The problem ▸ Please quote every line word for word.

(A block of data)

--

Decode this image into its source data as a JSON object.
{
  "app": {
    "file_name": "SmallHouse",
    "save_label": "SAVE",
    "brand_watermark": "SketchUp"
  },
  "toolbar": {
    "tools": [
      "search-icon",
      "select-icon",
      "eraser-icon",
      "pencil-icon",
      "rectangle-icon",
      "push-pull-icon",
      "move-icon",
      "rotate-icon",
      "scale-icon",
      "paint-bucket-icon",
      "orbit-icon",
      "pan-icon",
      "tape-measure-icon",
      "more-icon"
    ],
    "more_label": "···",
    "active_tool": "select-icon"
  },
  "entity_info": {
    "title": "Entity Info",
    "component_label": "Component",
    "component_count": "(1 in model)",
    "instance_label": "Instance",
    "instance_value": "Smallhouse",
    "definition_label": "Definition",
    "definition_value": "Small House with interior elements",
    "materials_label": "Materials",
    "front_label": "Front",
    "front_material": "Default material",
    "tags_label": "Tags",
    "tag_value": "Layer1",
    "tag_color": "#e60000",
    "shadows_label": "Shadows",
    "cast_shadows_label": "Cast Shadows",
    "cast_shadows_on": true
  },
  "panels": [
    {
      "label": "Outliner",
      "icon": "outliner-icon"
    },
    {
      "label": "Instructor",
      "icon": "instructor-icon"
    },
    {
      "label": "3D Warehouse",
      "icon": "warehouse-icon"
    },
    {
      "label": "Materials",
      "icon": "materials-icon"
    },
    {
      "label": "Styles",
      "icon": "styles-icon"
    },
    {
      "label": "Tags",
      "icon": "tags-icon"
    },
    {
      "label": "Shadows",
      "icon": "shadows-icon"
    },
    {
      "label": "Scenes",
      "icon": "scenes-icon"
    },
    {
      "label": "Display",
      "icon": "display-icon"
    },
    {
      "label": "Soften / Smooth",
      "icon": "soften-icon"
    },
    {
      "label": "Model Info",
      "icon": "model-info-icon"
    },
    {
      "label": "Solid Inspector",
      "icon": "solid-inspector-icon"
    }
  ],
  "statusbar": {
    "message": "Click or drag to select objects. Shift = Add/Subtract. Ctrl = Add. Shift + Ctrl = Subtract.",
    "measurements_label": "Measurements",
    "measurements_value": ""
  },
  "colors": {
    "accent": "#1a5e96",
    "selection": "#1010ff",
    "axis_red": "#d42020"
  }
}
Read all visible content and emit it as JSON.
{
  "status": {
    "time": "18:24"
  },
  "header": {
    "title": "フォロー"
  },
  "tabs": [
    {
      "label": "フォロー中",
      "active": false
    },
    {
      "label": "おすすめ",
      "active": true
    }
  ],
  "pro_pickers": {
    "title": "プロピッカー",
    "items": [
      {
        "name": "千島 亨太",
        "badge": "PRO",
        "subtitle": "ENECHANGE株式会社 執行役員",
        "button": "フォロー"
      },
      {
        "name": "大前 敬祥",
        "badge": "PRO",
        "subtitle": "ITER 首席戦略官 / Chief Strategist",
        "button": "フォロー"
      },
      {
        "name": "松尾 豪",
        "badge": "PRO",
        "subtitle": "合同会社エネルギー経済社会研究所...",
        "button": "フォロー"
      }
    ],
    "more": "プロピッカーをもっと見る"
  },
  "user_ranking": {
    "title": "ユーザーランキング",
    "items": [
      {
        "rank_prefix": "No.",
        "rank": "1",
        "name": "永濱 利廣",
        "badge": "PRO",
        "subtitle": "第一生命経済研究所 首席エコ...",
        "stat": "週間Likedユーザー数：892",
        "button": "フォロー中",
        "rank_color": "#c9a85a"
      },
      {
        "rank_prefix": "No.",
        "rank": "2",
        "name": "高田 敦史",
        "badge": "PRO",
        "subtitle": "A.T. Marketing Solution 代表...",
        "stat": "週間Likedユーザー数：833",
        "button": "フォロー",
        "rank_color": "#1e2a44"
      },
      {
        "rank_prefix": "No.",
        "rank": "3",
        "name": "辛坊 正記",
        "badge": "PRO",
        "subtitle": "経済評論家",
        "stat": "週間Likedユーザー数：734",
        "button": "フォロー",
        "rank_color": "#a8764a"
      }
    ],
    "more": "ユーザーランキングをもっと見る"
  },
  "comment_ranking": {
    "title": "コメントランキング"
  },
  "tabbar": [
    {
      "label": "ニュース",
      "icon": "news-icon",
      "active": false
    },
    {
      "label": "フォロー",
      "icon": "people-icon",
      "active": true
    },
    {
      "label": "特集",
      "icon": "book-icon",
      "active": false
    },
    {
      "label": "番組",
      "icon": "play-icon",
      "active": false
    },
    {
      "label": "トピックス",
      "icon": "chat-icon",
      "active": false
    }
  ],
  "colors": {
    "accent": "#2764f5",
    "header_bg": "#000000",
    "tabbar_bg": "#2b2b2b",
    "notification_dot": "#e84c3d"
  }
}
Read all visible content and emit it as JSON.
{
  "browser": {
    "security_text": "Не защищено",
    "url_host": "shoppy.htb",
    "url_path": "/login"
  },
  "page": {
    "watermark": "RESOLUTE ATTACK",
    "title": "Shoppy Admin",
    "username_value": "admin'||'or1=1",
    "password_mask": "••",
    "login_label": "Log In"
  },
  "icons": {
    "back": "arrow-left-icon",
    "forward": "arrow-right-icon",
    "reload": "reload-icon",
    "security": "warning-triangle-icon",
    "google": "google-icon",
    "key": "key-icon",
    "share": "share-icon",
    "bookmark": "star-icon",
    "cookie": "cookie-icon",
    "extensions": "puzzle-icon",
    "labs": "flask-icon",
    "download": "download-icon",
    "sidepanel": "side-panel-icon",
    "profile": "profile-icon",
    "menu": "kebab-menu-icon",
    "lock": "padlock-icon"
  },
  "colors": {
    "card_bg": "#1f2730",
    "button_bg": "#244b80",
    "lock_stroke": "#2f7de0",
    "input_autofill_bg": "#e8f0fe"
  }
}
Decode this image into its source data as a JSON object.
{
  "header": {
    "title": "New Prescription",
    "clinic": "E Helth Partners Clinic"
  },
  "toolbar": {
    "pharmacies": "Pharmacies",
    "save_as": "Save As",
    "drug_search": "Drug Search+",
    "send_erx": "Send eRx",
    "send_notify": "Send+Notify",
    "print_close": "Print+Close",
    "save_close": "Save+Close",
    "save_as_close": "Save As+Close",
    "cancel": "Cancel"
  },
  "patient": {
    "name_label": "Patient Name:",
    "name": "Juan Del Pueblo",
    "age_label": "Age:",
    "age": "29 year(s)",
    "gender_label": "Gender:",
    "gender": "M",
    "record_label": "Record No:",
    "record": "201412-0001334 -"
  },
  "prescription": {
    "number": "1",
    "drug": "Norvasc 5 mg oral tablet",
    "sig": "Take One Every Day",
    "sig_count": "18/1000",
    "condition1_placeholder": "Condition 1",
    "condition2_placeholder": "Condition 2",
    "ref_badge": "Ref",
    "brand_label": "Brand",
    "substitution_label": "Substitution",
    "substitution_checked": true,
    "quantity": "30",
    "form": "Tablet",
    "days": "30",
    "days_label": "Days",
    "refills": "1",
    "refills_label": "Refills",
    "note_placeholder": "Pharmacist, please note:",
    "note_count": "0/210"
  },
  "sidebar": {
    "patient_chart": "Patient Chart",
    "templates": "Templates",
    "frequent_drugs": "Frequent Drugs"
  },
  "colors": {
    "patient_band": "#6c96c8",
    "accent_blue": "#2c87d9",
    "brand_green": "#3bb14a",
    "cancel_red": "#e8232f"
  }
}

--

Expected answer ▸
Decode this image into its source data as a JSON object.
{
  "app": {
    "file_name": "SmallHouse",
    "save_label": "SAVE",
    "brand_watermark": "SketchUp"
  },
  "toolbar": {
    "tools": [
      "search-icon",
      "select-icon",
      "eraser-icon",
      "pencil-icon",
      "rectangle-icon",
      "push-pull-icon",
      "move-icon",
      "rotate-icon",
      "scale-icon",
      "paint-bucket-icon",
      "orbit-icon",
      "pan-icon",
      "tape-measure-icon",
      "more-icon"
    ],
    "more_label": "···",
    "active_tool": "select-icon"
  },
  "entity_info": {
    "title": "Entity Info",
    "component_label": "Component",
    "component_count": "(1 in model)",
    "instance_label": "Instance",
    "instance_value": "Smallhouse",
    "definition_label": "Definition",
    "definition_value": "Small House with interior elements",
    "materials_label": "Materials",
    "front_label": "Front",
    "front_material": "Default material",
    "tags_label": "Tags",
    "tag_value": "Layer1",
    "tag_color": "#e60000",
    "shadows_label": "Shadows",
    "cast_shadows_label": "Cast Shadows",
    "cast_shadows_on": true
  },
  "panels": [
    {
      "label": "Outliner",
      "icon": "outliner-icon"
    },
    {
      "label": "Instructor",
      "icon": "instructor-icon"
    },
    {
      "label": "3D Warehouse",
      "icon": "warehouse-icon"
    },
    {
      "label": "Materials",
      "icon": "materials-icon"
    },
    {
      "label": "Styles",
      "icon": "styles-icon"
    },
    {
      "label": "Tags",
      "icon": "tags-icon"
    },
    {
      "label": "Shadows",
      "icon": "shadows-icon"
    },
    {
      "label": "Scenes",
      "icon": "scenes-icon"
    },
    {
      "label": "Display",
      "icon": "display-icon"
    },
    {
      "label": "Soften / Smooth",
      "icon": "soften-icon"
    },
    {
      "label": "Model Info",
      "icon": "model-info-icon"
    },
    {
      "label": "Solid Inspector",
      "icon": "solid-inspector-icon"
    }
  ],
  "statusbar": {
    "message": "Click or drag to select objects. Shift = Add/Subtract. Ctrl = Add. Shift + Ctrl = Subtract.",
    "measurements_label": "Measurements",
    "measurements_value": ""
  },
  "colors": {
    "accent": "#1a5e96",
    "selection": "#1010ff",
    "axis_red": "#d42020"
  }
}
Read all visible content and emit it as JSON.
{
  "status": {
    "time": "18:24"
  },
  "header": {
    "title": "フォロー"
  },
  "tabs": [
    {
      "label": "フォロー中",
      "active": false
    },
    {
      "label": "おすすめ",
      "active": true
    }
  ],
  "pro_pickers": {
    "title": "プロピッカー",
    "items": [
      {
        "name": "千島 亨太",
        "badge": "PRO",
        "subtitle": "ENECHANGE株式会社 執行役員",
        "button": "フォロー"
      },
      {
        "name": "大前 敬祥",
        "badge": "PRO",
        "subtitle": "ITER 首席戦略官 / Chief Strategist",
        "button": "フォロー"
      },
      {
        "name": "松尾 豪",
        "badge": "PRO",
        "subtitle": "合同会社エネルギー経済社会研究所...",
        "button": "フォロー"
      }
    ],
    "more": "プロピッカーをもっと見る"
  },
  "user_ranking": {
    "title": "ユーザーランキング",
    "items": [
      {
        "rank_prefix": "No.",
        "rank": "1",
        "name": "永濱 利廣",
        "badge": "PRO",
        "subtitle": "第一生命経済研究所 首席エコ...",
        "stat": "週間Likedユーザー数：892",
        "button": "フォロー中",
        "rank_color": "#c9a85a"
      },
      {
        "rank_prefix": "No.",
        "rank": "2",
        "name": "高田 敦史",
        "badge": "PRO",
        "subtitle": "A.T. Marketing Solution 代表...",
        "stat": "週間Likedユーザー数：833",
        "button": "フォロー",
        "rank_color": "#1e2a44"
      },
      {
        "rank_prefix": "No.",
        "rank": "3",
        "name": "辛坊 正記",
        "badge": "PRO",
        "subtitle": "経済評論家",
        "stat": "週間Likedユーザー数：734",
        "button": "フォロー",
        "rank_color": "#a8764a"
      }
    ],
    "more": "ユーザーランキングをもっと見る"
  },
  "comment_ranking": {
    "title": "コメントランキング"
  },
  "tabbar": [
    {
      "label": "ニュース",
      "icon": "news-icon",
      "active": false
    },
    {
      "label": "フォロー",
      "icon": "people-icon",
      "active": true
    },
    {
      "label": "特集",
      "icon": "book-icon",
      "active": false
    },
    {
      "label": "番組",
      "icon": "play-icon",
      "active": false
    },
    {
      "label": "トピックス",
      "icon": "chat-icon",
      "active": false
    }
  ],
  "colors": {
    "accent": "#2764f5",
    "header_bg": "#000000",
    "tabbar_bg": "#2b2b2b",
    "notification_dot": "#e84c3d"
  }
}
Read all visible content and emit it as JSON.
{
  "browser": {
    "security_text": "Не защищено",
    "url_host": "shoppy.htb",
    "url_path": "/login"
  },
  "page": {
    "watermark": "RESOLUTE ATTACK",
    "title": "Shoppy Admin",
    "username_value": "admin'||'or1=1",
    "password_mask": "••",
    "login_label": "Log In"
  },
  "icons": {
    "back": "arrow-left-icon",
    "forward": "arrow-right-icon",
    "reload": "reload-icon",
    "security": "warning-triangle-icon",
    "google": "google-icon",
    "key": "key-icon",
    "share": "share-icon",
    "bookmark": "star-icon",
    "cookie": "cookie-icon",
    "extensions": "puzzle-icon",
    "labs": "flask-icon",
    "download": "download-icon",
    "sidepanel": "side-panel-icon",
    "profile": "profile-icon",
    "menu": "kebab-menu-icon",
    "lock": "padlock-icon"
  },
  "colors": {
    "card_bg": "#1f2730",
    "button_bg": "#244b80",
    "lock_stroke": "#2f7de0",
    "input_autofill_bg": "#e8f0fe"
  }
}
Decode this image into its source data as a JSON object.
{
  "header": {
    "title": "New Prescription",
    "clinic": "E Helth Partners Clinic"
  },
  "toolbar": {
    "pharmacies": "Pharmacies",
    "save_as": "Save As",
    "drug_search": "Drug Search+",
    "send_erx": "Send eRx",
    "send_notify": "Send+Notify",
    "print_close": "Print+Close",
    "save_close": "Save+Close",
    "save_as_close": "Save As+Close",
    "cancel": "Cancel"
  },
  "patient": {
    "name_label": "Patient Name:",
    "name": "Juan Del Pueblo",
    "age_label": "Age:",
    "age": "29 year(s)",
    "gender_label": "Gender:",
    "gender": "M",
    "record_label": "Record No:",
    "record": "201412-0001334 -"
  },
  "prescription": {
    "number": "1",
    "drug": "Norvasc 5 mg oral tablet",
    "sig": "Take One Every Day",
    "sig_count": "18/1000",
    "condition1_placeholder": "Condition 1",
    "condition2_placeholder": "Condition 2",
    "ref_badge": "Ref",
    "brand_label": "Brand",
    "substitution_label": "Substitution",
    "substitution_checked": true,
    "quantity": "30",
    "form": "Tablet",
    "days": "30",
    "days_label": "Days",
    "refills": "1",
    "refills_label": "Refills",
    "note_placeholder": "Pharmacist, please note:",
    "note_count": "0/210"
  },
  "sidebar": {
    "patient_chart": "Patient Chart",
    "templates": "Templates",
    "frequent_drugs": "Frequent Drugs"
  },
  "colors": {
    "patient_band": "#6c96c8",
    "accent_blue": "#2c87d9",
    "brand_green": "#3bb14a",
    "cancel_red": "#e8232f"
  }
}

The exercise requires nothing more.